Reproduce all of the material exactly as shown.

— start Material shown —

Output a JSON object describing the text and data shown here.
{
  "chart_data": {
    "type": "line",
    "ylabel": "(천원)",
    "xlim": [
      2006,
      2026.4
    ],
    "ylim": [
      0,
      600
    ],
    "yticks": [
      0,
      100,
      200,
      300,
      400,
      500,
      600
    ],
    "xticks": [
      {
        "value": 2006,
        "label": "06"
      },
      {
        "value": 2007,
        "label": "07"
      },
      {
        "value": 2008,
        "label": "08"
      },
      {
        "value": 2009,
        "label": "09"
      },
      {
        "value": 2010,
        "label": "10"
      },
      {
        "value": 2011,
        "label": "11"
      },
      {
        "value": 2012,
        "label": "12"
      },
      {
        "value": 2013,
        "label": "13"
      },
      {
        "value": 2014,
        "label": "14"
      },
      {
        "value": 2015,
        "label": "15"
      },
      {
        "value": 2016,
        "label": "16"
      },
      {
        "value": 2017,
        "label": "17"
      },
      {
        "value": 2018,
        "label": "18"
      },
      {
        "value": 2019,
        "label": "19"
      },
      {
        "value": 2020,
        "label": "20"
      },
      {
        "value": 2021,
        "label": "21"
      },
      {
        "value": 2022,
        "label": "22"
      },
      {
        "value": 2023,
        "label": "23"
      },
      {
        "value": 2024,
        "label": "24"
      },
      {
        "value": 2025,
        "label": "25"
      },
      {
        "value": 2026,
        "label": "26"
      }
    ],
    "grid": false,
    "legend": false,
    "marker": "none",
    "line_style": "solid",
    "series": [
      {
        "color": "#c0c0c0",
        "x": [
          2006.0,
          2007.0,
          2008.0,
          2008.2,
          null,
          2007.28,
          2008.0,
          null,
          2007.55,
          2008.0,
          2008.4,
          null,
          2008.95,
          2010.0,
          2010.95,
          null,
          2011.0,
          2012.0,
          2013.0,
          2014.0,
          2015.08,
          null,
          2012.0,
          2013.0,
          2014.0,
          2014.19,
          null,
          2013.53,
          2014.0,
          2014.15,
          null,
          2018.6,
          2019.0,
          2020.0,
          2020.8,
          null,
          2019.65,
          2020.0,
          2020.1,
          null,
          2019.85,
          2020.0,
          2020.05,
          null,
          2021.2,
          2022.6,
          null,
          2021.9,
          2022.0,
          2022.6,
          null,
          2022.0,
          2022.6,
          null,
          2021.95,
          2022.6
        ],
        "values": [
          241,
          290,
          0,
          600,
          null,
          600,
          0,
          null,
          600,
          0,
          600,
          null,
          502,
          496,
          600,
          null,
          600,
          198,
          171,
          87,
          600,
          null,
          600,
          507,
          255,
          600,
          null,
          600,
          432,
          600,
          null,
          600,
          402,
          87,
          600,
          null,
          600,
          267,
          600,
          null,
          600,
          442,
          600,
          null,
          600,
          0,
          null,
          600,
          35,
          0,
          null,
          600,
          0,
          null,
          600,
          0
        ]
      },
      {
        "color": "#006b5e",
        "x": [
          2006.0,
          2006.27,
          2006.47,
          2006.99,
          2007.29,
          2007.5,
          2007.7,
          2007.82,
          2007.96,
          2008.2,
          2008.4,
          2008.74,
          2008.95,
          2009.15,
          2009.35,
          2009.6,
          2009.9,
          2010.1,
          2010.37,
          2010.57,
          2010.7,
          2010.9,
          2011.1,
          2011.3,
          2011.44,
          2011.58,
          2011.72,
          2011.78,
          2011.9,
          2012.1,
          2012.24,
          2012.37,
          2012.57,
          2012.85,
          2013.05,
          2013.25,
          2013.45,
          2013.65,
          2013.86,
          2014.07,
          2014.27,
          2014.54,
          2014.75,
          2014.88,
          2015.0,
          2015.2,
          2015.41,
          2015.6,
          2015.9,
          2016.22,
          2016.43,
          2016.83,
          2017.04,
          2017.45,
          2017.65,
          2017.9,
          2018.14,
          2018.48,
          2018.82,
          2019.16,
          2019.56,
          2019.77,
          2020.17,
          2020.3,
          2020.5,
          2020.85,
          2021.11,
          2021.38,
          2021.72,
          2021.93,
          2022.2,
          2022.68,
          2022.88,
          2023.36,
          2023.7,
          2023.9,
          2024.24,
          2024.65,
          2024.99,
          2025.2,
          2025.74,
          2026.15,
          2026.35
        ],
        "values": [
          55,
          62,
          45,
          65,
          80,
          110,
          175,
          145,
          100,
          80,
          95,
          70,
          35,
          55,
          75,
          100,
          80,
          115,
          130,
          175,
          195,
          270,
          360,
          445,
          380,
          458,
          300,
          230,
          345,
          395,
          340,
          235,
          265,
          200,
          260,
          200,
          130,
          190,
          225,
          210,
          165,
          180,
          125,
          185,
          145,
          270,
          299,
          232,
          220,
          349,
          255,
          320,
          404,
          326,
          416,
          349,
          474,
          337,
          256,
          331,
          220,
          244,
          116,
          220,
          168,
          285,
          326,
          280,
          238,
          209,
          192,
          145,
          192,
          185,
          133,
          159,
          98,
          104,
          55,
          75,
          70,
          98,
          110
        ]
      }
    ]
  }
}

— end Material shown —

Answer to this task:
Output a JSON object describing the text and data shown here.
{
  "chart_data": {
    "type": "line",
    "ylabel": "(천원)",
    "xlim": [
      2006,
      2026.4
    ],
    "ylim": [
      0,
      600
    ],
    "yticks": [
      0,
      100,
      200,
      300,
      400,
      500,
      600
    ],
    "xticks": [
      {
        "value": 2006,
        "label": "06"
      },
      {
        "value": 2007,
        "label": "07"
      },
      {
        "value": 2008,
        "label": "08"
      },
      {
        "value": 2009,
        "label": "09"
      },
      {
        "value": 2010,
        "label": "10"
      },
      {
        "value": 2011,
        "label": "11"
      },
      {
        "value": 2012,
        "label": "12"
      },
      {
        "value": 2013,
        "label": "13"
      },
      {
        "value": 2014,
        "label": "14"
      },
      {
        "value": 2015,
        "label": "15"
      },
      {
        "value": 2016,
        "label": "16"
      },
      {
        "value": 2017,
        "label": "17"
      },
      {
        "value": 2018,
        "label": "18"
      },
      {
        "value": 2019,
        "label": "19"
      },
      {
        "value": 2020,
        "label": "20"
      },
      {
        "value": 2021,
        "label": "21"
      },
      {
        "value": 2022,
        "label": "22"
      },
      {
        "value": 2023,
        "label": "23"
      },
      {
        "value": 2024,
        "label": "24"
      },
      {
        "value": 2025,
        "label": "25"
      },
      {
        "value": 2026,
        "label": "26"
      }
    ],
    "grid": false,
    "legend": false,
    "marker": "none",
    "line_style": "solid",
    "series": [
      {
        "color": "#c0c0c0",
        "x": [
          2006.0,
          2007.0,
          2008.0,
          2008.2,
          null,
          2007.28,
          2008.0,
          null,
          2007.55,
          2008.0,
          2008.4,
          null,
          2008.95,
          2010.0,
          2010.95,
          null,
          2011.0,
          2012.0,
          2013.0,
          2014.0,
          2015.08,
          null,
          2012.0,
          2013.0,
          2014.0,
          2014.19,
          null,
          2013.53,
          2014.0,
          2014.15,
          null,
          2018.6,
          2019.0,
          2020.0,
          2020.8,
          null,
          2019.65,
          2020.0,
          2020.1,
          null,
          2019.85,
          2020.0,
          2020.05,
          null,
          2021.2,
          2022.6,
          null,
          2021.9,
          2022.0,
          2022.6,
          null,
          2022.0,
          2022.6,
          null,
          2021.95,
          2022.6
        ],
        "values": [
          241,
          290,
          0,
          600,
          null,
          600,
          0,
          null,
          600,
          0,
          600,
          null,
          502,
          496,
          600,
          null,
          600,
          198,
          171,
          87,
          600,
          null,
          600,
          507,
          255,
          600,
          null,
          600,
          432,
          600,
          null,
          600,
          402,
          87,
          600,
          null,
          600,
          267,
          600,
          null,
          600,
          442,
          600,
          null,
          600,
          0,
          null,
          600,
          35,
          0,
          null,
          600,
          0,
          null,
          600,
          0
        ]
      },
      {
        "color": "#006b5e",
        "x": [
          2006.0,
          2006.27,
          2006.47,
          2006.99,
          2007.29,
          2007.5,
          2007.7,
          2007.82,
          2007.96,
          2008.2,
          2008.4,
          2008.74,
          2008.95,
          2009.15,
          2009.35,
          2009.6,
          2009.9,
          2010.1,
          2010.37,
          2010.57,
          2010.7,
          2010.9,
          2011.1,
          2011.3,
          2011.44,
          2011.58,
          2011.72,
          2011.78,
          2011.9,
          2012.1,
          2012.24,
          2012.37,
          2012.57,
          2012.85,
          2013.05,
          2013.25,
          2013.45,
          2013.65,
          2013.86,
          2014.07,
          2014.27,
          2014.54,
          2014.75,
          2014.88,
          2015.0,
          2015.2,
          2015.41,
          2015.6,
          2015.9,
          2016.22,
          2016.43,
          2016.83,
          2017.04,
          2017.45,
          2017.65,
          2017.9,
          2018.14,
          2018.48,
          2018.82,
          2019.16,
          2019.56,
          2019.77,
          2020.17,
          2020.3,
          2020.5,
          2020.85,
          2021.11,
          2021.38,
          2021.72,
          2021.93,
          2022.2,
          2022.68,
          2022.88,
          2023.36,
          2023.7,
          2023.9,
          2024.24,
          2024.65,
          2024.99,
          2025.2,
          2025.74,
          2026.15,
          2026.35
        ],
        "values": [
          55,
          62,
          45,
          65,
          80,
          110,
          175,
          145,
          100,
          80,
          95,
          70,
          35,
          55,
          75,
          100,
          80,
          115,
          130,
          175,
          195,
          270,
          360,
          445,
          380,
          458,
          300,
          230,
          345,
          395,
          340,
          235,
          265,
          200,
          260,
          200,
          130,
          190,
          225,
          210,
          165,
          180,
          125,
          185,
          145,
          270,
          299,
          232,
          220,
          349,
          255,
          320,
          404,
          326,
          416,
          349,
          474,
          337,
          256,
          331,
          220,
          244,
          116,
          220,
          168,
          285,
          326,
          280,
          238,
          209,
          192,
          145,
          192,
          185,
          133,
          159,
          98,
          104,
          55,
          75,
          70,
          98,
          110
        ]
      }
    ]
  }
}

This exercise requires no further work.